For each line in the data below that holds "casa", return a copy.

━━━ Information shown

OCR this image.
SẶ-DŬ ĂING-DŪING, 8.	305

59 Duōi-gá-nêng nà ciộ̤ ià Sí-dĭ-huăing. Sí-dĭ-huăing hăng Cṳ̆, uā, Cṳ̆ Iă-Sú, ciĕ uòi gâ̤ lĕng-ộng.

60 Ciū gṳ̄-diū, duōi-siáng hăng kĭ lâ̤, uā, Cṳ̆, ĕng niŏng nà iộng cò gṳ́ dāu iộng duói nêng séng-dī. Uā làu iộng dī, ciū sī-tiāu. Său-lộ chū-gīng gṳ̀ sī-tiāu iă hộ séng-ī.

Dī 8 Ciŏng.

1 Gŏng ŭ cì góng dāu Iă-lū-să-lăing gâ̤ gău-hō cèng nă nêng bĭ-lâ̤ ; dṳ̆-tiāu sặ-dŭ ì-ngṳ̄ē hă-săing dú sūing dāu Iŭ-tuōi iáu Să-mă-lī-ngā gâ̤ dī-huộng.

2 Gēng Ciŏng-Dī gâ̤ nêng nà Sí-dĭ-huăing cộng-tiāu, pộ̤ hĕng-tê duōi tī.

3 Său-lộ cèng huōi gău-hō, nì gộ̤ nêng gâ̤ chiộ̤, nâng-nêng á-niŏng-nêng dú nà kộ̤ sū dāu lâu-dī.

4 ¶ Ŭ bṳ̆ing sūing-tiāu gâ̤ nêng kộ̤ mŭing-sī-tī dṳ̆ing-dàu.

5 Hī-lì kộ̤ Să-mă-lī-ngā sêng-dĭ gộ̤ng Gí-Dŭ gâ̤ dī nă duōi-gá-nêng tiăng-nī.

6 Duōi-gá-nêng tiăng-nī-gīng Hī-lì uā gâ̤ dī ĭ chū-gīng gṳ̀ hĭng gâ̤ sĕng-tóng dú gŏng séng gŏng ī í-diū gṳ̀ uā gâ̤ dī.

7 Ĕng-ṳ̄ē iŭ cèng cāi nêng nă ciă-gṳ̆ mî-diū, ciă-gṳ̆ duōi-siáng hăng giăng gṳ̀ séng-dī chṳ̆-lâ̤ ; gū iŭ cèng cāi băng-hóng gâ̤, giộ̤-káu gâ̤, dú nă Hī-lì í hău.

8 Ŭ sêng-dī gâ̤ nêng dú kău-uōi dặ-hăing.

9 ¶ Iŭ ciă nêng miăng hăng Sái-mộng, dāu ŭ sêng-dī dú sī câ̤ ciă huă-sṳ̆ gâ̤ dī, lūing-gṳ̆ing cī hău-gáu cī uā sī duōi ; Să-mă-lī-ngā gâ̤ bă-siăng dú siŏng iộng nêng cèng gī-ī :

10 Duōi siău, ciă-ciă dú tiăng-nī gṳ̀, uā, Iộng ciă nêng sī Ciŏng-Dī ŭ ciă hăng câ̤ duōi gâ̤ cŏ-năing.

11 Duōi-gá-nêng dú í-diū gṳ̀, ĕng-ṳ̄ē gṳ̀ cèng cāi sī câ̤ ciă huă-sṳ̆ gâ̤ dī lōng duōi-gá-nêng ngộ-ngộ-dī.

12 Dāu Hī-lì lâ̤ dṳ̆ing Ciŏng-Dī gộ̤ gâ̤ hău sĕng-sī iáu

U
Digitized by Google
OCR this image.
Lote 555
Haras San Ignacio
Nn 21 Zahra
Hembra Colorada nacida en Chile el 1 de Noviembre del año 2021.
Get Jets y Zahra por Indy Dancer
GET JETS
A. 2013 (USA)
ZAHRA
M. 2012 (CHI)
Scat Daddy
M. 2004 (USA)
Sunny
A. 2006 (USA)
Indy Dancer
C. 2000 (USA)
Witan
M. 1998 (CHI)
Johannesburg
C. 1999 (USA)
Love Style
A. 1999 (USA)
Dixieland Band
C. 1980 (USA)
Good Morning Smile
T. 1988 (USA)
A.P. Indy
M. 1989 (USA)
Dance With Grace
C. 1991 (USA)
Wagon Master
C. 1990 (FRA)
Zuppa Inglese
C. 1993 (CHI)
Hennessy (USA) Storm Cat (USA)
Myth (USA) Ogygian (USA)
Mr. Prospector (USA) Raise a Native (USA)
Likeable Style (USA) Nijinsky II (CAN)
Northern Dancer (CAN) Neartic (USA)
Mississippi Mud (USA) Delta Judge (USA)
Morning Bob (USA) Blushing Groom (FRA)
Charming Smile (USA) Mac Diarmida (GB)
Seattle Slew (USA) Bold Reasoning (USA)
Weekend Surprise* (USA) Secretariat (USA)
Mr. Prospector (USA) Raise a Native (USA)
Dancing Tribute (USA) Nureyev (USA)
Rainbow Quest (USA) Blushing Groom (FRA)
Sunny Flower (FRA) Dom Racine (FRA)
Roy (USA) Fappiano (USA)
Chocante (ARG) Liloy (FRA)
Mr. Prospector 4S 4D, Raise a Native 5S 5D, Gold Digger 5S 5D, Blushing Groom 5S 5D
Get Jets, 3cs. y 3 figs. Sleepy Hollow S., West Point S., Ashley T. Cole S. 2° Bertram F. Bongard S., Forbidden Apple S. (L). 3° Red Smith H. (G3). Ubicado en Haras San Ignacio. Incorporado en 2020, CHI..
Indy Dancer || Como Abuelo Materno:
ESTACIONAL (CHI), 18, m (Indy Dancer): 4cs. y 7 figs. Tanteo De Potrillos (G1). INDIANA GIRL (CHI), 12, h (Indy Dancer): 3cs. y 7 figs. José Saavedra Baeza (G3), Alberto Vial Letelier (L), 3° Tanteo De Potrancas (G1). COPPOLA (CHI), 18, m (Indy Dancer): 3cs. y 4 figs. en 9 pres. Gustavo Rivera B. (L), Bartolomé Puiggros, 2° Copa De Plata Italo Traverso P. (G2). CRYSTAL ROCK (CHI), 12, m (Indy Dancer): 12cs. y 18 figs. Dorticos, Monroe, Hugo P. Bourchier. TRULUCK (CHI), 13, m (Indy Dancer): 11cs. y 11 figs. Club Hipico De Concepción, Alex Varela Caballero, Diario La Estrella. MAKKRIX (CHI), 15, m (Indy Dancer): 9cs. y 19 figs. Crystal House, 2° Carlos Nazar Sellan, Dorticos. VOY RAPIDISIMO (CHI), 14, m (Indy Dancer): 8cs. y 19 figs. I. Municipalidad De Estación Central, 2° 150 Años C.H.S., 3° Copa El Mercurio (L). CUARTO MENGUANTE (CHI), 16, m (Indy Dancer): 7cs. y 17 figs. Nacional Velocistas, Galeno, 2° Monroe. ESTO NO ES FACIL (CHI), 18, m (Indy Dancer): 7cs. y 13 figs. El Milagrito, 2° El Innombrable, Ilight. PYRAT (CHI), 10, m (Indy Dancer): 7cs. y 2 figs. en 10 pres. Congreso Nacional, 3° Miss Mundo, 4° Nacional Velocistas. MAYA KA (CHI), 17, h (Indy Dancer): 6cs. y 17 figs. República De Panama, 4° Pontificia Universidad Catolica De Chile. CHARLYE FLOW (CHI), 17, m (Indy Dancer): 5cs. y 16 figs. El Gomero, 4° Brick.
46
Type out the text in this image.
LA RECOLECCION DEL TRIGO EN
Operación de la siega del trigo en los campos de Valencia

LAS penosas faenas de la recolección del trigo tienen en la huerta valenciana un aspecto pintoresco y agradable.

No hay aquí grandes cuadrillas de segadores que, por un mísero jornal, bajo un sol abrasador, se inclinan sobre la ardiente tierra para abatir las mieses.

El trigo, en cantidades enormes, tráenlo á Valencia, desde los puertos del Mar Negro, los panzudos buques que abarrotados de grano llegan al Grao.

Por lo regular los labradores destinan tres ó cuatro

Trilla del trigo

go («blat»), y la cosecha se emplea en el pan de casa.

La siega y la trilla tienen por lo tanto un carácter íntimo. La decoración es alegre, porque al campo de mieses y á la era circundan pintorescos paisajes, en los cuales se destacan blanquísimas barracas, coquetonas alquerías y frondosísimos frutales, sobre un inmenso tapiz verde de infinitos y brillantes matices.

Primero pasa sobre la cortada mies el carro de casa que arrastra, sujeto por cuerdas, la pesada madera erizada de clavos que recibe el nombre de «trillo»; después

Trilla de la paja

━━━━━━

- Solved problem:
go («blat»), y la cosecha se emplea en el pan de casa.
Primero pasa sobre la cortada mies el carro de casa que arrastra, sujeto por cuerdas, la pesada madera erizada de clavos que recibe el nombre de «trillo»; después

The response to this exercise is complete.